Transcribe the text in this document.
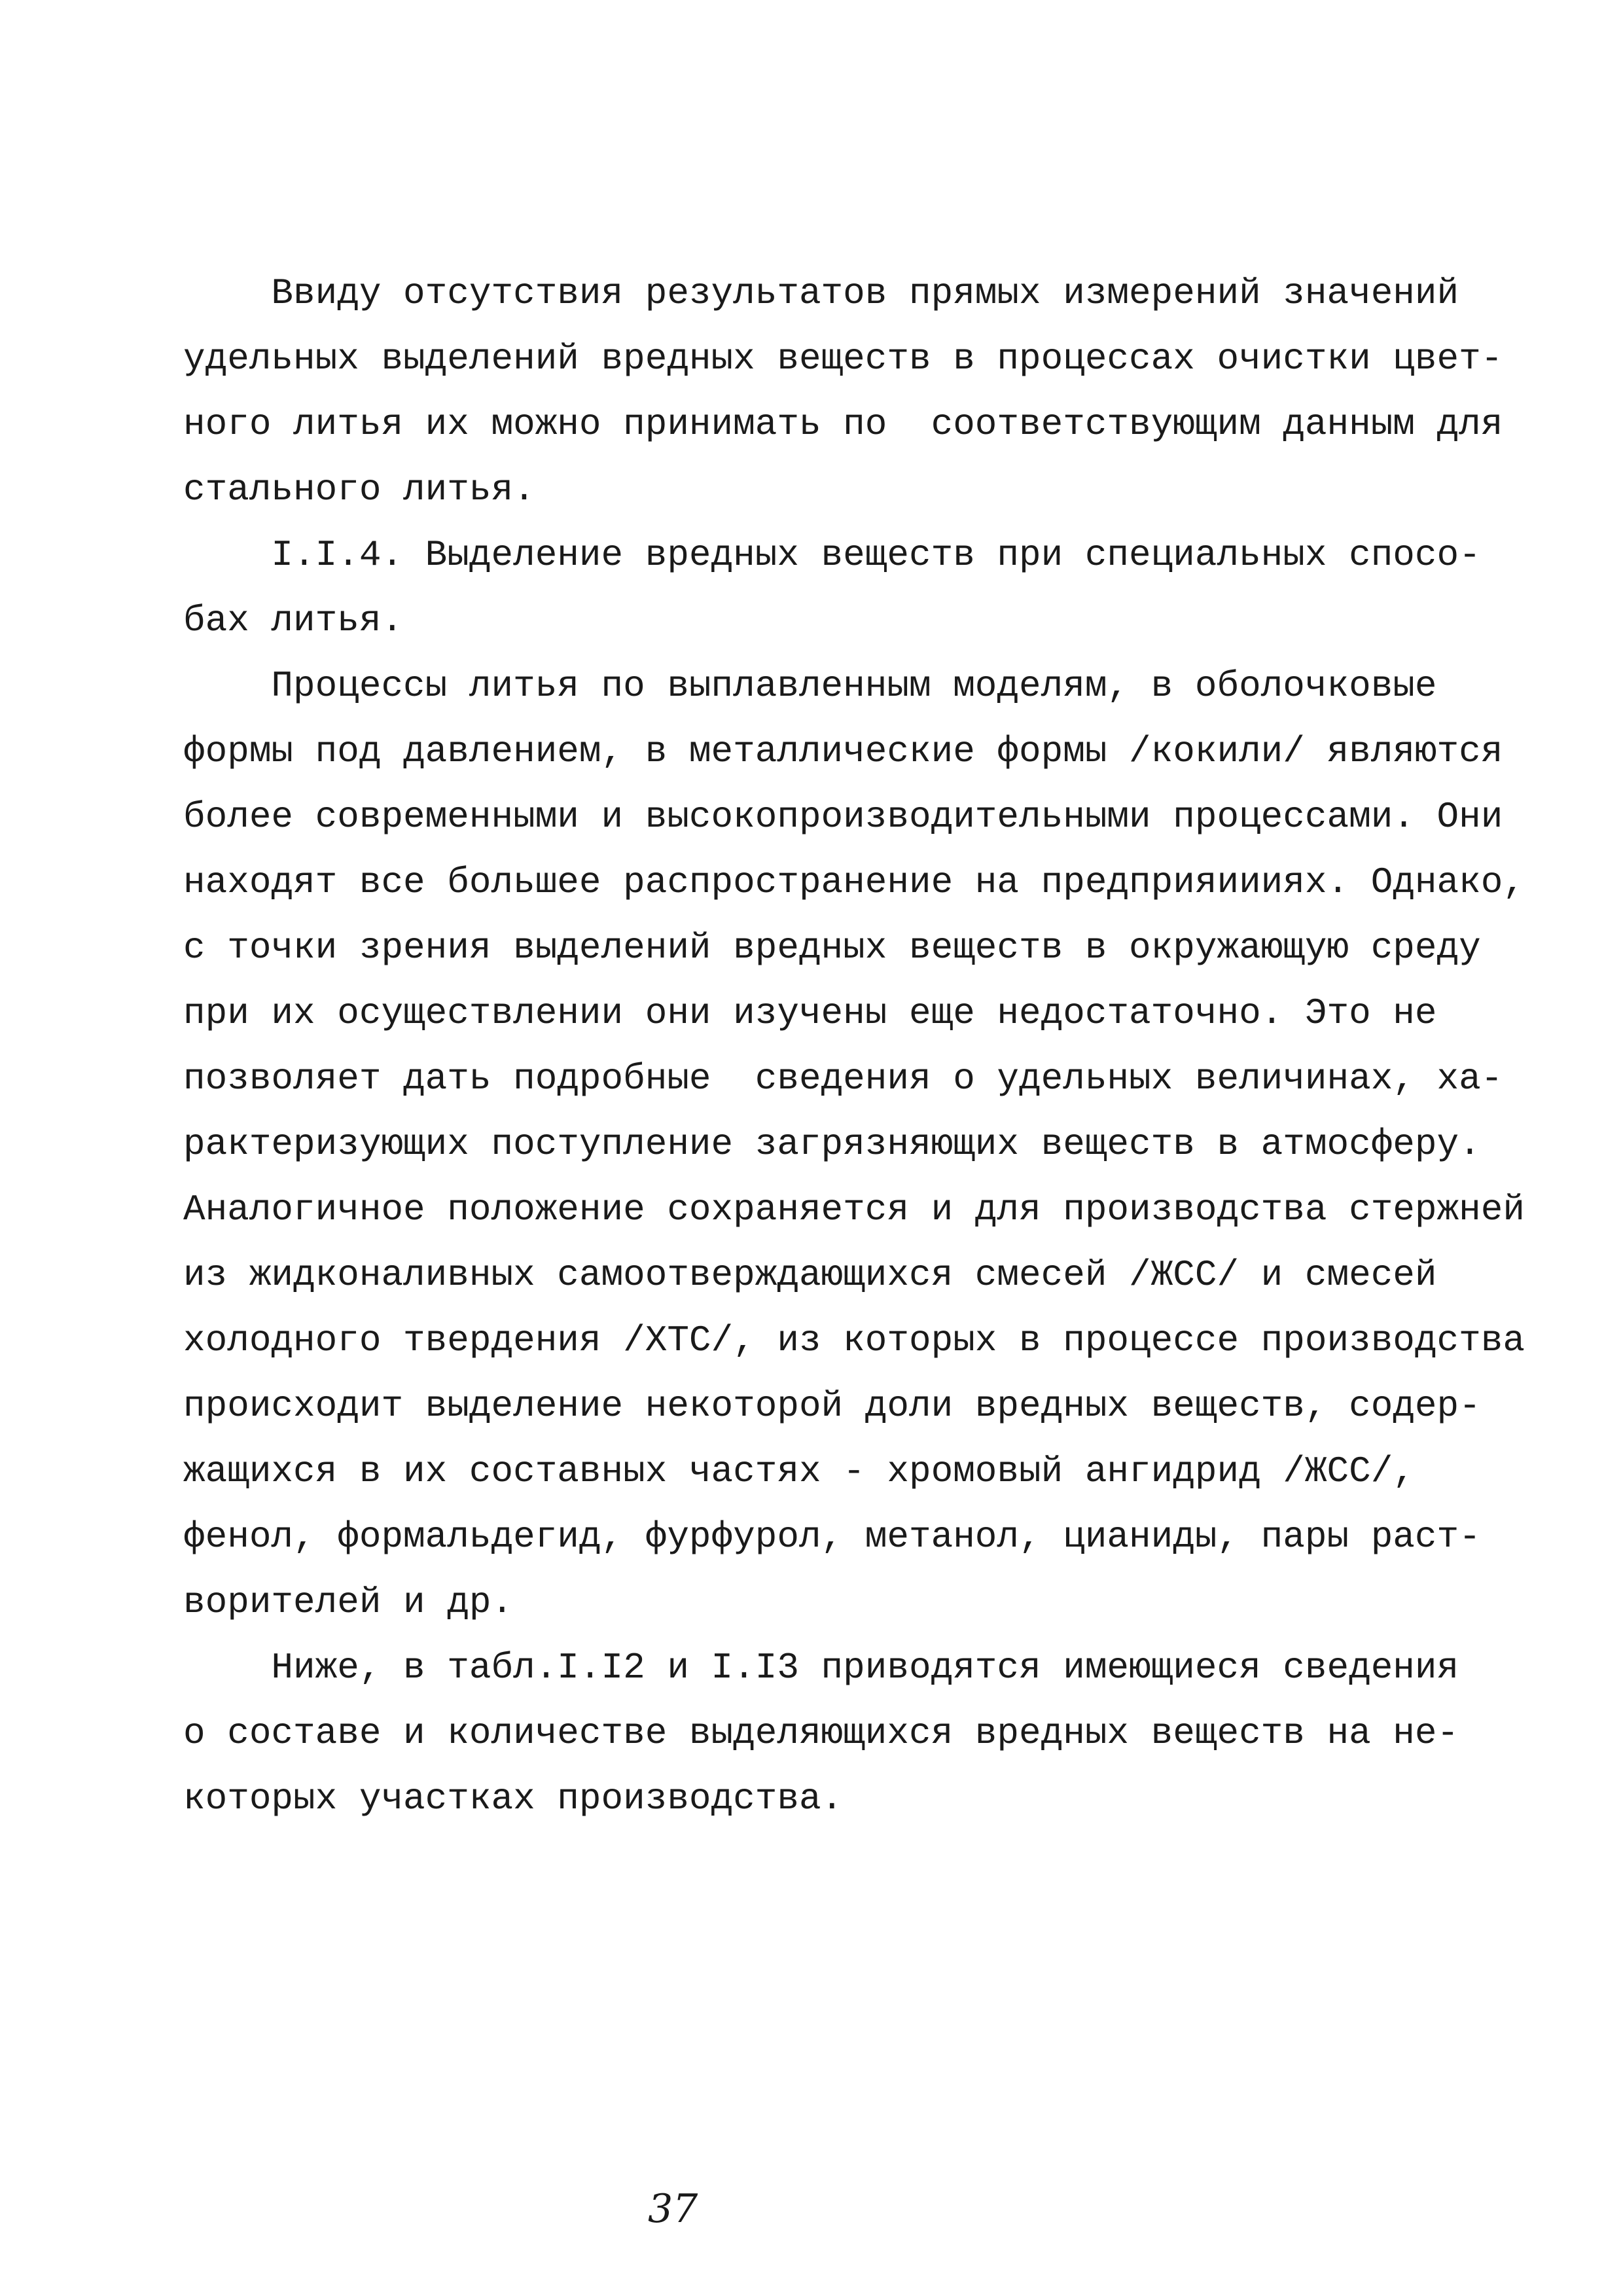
Ввиду отсутствия результатов прямых измерений значений
удельных выделений вредных веществ в процессах очистки цвет-
ного литья их можно принимать по  соответствующим данным для
стального литья.
I.I.4. Выделение вредных веществ при специальных спосо-
бах литья.
Процессы литья по выплавленным моделям, в оболочковые
формы под давлением, в металлические формы /кокили/ являются
более современными и высокопроизводительными процессами. Они
находят все большее распространение на предприяиииях. Однако,
с точки зрения выделений вредных веществ в окружающую среду
при их осуществлении они изучены еще недостаточно. Это не
позволяет дать подробные  сведения о удельных величинах, ха-
рактеризующих поступление загрязняющих веществ в атмосферу.
Аналогичное положение сохраняется и для производства стержней
из жидконаливных самоотверждающихся смесей /ЖСС/ и смесей
холодного твердения /ХТС/, из которых в процессе производства
происходит выделение некоторой доли вредных веществ, содер-
жащихся в их составных частях - хромовый ангидрид /ЖСС/,
фенол, формальдегид, фурфурол, метанол, цианиды, пары раст-
ворителей и др.
Ниже, в табл.I.I2 и I.I3 приводятся имеющиеся сведения
о составе и количестве выделяющихся вредных веществ на не-
которых участках производства.
37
____________
■ TASK GOAL:
Every entry must be transcribed exactly. Pictures do not belong in the copy.

■ TASK ANSWER:
Transcribe the text in this document.
Ввиду отсутствия результатов прямых измерений значений
удельных выделений вредных веществ в процессах очистки цвет-
ного литья их можно принимать по  соответствующим данным для
стального литья.
I.I.4. Выделение вредных веществ при специальных спосо-
бах литья.
Процессы литья по выплавленным моделям, в оболочковые
формы под давлением, в металлические формы /кокили/ являются
более современными и высокопроизводительными процессами. Они
находят все большее распространение на предприяиииях. Однако,
с точки зрения выделений вредных веществ в окружающую среду
при их осуществлении они изучены еще недостаточно. Это не
позволяет дать подробные  сведения о удельных величинах, ха-
рактеризующих поступление загрязняющих веществ в атмосферу.
Аналогичное положение сохраняется и для производства стержней
из жидконаливных самоотверждающихся смесей /ЖСС/ и смесей
холодного твердения /ХТС/, из которых в процессе производства
происходит выделение некоторой доли вредных веществ, содер-
жащихся в их составных частях - хромовый ангидрид /ЖСС/,
фенол, формальдегид, фурфурол, метанол, цианиды, пары раст-
ворителей и др.
Ниже, в табл.I.I2 и I.I3 приводятся имеющиеся сведения
о составе и количестве выделяющихся вредных веществ на не-
которых участках производства.
37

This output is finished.